引用文:
そして、そのことで怪訝な顔をされることもありました。
例えば、住まいを探しているとき、とある不動産業者さんに
「家探しの前に職探しだね」と一蹴されることも。
そのようなことは暮らし始めてからも何度かありました。
でも、移住するタイミングより、その移住先での仕事を決めるタイミングを
前に持ってくることに違和感を持っていたのです。
その土地に暮らす前に、事前の情報だけで
仕事を決めてしまうというのはもったいない気がする、
暮らし始めたら事前の情報には載らないその土地ならではの仕事、
自分がその土地で必要とされるような仕事が見つかるのではないか、
そのように思っていたのです。
そして、移住してからは、そんな仕事、ナリワイを
いくつか持ちたいと思っていました。
そのような働き方をすすめる本の影響
(以前も紹介した藤村靖之著『月3万円ビジネス』など)もありますが、
最近よく聞く「近い将来、人工知能やロボットが
多くの人間の仕事をこなせるようになる」という予測の影響もあります。
(「日本の労働人口の49%が人工知能やロボット等で代替可能に」
野村総合研究所)
半分もの仕事がなくなってしまう可能性があるのであれば、
ひとつの仕事にこだわり比重を置くより、
それぞれ楽しめるようなナリワイをいくつか持っているほうが
よいのではと思うようになったのです。
そして、特に仕事のあてもないままこの下田に移住してきました。
きっと何かしらあるはずだ、と。
まず、ナリワイのひとつとして、借りた家での民泊を考えています。

提供エントリー:
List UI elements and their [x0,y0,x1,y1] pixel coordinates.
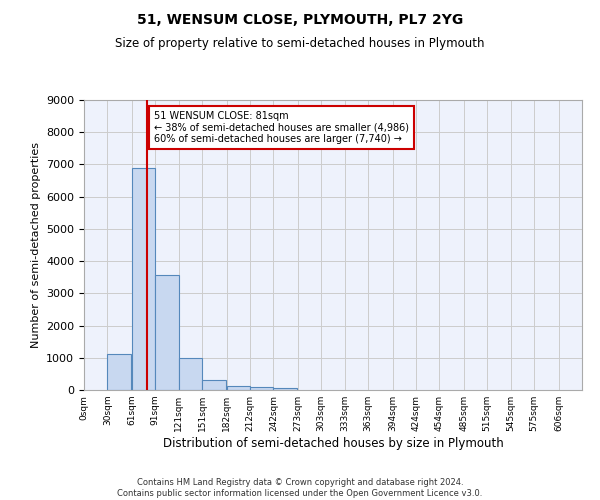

--

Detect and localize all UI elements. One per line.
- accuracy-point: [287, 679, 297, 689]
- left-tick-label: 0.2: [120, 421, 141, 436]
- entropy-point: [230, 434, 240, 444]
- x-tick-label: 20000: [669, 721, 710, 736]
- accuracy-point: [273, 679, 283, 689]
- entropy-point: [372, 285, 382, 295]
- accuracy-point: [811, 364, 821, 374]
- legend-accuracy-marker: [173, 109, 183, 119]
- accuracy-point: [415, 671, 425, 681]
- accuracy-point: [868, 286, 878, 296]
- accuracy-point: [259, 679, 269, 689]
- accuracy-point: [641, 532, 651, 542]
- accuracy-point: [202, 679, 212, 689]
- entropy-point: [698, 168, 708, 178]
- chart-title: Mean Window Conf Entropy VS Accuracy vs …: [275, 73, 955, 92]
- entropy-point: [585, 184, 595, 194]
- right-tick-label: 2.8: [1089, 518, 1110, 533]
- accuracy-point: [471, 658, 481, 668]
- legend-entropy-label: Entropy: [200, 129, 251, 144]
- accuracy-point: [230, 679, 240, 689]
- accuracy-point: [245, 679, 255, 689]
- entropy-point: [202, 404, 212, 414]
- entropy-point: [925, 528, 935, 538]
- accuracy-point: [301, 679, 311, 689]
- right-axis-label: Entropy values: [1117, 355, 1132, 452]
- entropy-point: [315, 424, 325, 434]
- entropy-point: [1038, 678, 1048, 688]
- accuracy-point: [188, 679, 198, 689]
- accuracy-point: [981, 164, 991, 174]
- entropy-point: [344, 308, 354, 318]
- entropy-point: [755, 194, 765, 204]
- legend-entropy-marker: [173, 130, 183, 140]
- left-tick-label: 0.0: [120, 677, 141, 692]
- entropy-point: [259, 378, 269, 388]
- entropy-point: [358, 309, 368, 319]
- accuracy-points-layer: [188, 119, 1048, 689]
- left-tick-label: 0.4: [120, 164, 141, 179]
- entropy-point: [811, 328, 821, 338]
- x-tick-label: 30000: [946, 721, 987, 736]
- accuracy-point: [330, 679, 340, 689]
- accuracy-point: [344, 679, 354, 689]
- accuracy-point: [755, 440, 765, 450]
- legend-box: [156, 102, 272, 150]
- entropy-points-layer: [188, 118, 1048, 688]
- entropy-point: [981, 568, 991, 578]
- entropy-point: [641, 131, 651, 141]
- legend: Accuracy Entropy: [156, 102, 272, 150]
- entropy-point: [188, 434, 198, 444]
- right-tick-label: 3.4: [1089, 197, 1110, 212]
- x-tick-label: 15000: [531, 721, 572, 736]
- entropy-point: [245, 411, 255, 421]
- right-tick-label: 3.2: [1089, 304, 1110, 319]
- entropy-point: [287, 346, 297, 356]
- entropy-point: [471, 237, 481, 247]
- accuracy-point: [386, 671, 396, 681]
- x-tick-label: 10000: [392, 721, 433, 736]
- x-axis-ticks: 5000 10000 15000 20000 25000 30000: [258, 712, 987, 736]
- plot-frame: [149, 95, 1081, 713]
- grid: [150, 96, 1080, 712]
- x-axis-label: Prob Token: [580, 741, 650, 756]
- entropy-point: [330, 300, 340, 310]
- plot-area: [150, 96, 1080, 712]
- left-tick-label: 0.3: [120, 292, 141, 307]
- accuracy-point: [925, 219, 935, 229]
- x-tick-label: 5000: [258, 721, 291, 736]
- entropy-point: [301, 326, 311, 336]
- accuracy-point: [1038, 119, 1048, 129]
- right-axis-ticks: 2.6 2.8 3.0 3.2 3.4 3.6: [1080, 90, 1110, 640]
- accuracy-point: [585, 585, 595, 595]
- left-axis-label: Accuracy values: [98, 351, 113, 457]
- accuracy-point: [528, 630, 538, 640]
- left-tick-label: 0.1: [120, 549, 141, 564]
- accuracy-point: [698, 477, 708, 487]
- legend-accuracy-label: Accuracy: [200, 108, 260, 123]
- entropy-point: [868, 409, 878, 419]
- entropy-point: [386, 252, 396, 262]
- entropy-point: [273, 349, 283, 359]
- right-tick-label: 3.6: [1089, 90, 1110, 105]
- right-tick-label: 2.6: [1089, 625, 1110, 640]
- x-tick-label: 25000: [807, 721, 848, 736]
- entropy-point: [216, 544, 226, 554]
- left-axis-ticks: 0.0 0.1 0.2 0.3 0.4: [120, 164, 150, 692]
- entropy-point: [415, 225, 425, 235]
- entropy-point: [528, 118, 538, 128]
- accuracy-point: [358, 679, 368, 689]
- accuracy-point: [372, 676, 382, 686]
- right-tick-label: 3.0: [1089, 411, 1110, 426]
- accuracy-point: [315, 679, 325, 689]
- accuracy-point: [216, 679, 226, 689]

...

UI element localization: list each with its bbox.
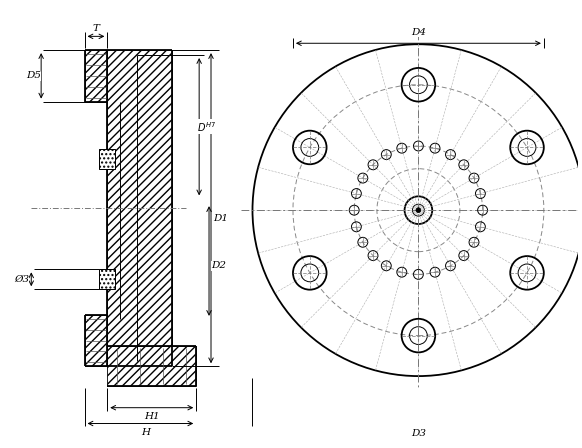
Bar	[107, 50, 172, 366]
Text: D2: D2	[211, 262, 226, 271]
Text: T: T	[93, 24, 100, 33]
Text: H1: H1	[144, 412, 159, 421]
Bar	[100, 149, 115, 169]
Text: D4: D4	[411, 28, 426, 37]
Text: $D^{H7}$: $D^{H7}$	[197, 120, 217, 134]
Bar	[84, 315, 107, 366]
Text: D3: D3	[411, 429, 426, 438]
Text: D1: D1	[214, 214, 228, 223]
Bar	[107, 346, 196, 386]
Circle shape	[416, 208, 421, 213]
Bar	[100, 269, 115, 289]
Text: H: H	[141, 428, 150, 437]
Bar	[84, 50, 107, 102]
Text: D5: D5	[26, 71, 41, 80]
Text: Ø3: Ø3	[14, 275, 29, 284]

作業内容: 移住とナリワイについての引用文から、「半分もの仕事がなくなってしまう可能性があるのであれば、」で始まり「まず、ナリワイのひとつとして、借りた家での民泊を考えています。」に至るまでの部分を、一字一句違えずに書き写してください。

正しい結果:
半分もの仕事がなくなってしまう可能性があるのであれば、
ひとつの仕事にこだわり比重を置くより、
それぞれ楽しめるようなナリワイをいくつか持っているほうが
よいのではと思うようになったのです。
そして、特に仕事のあてもないままこの下田に移住してきました。
きっと何かしらあるはずだ、と。
まず、ナリワイのひとつとして、借りた家での民泊を考えています。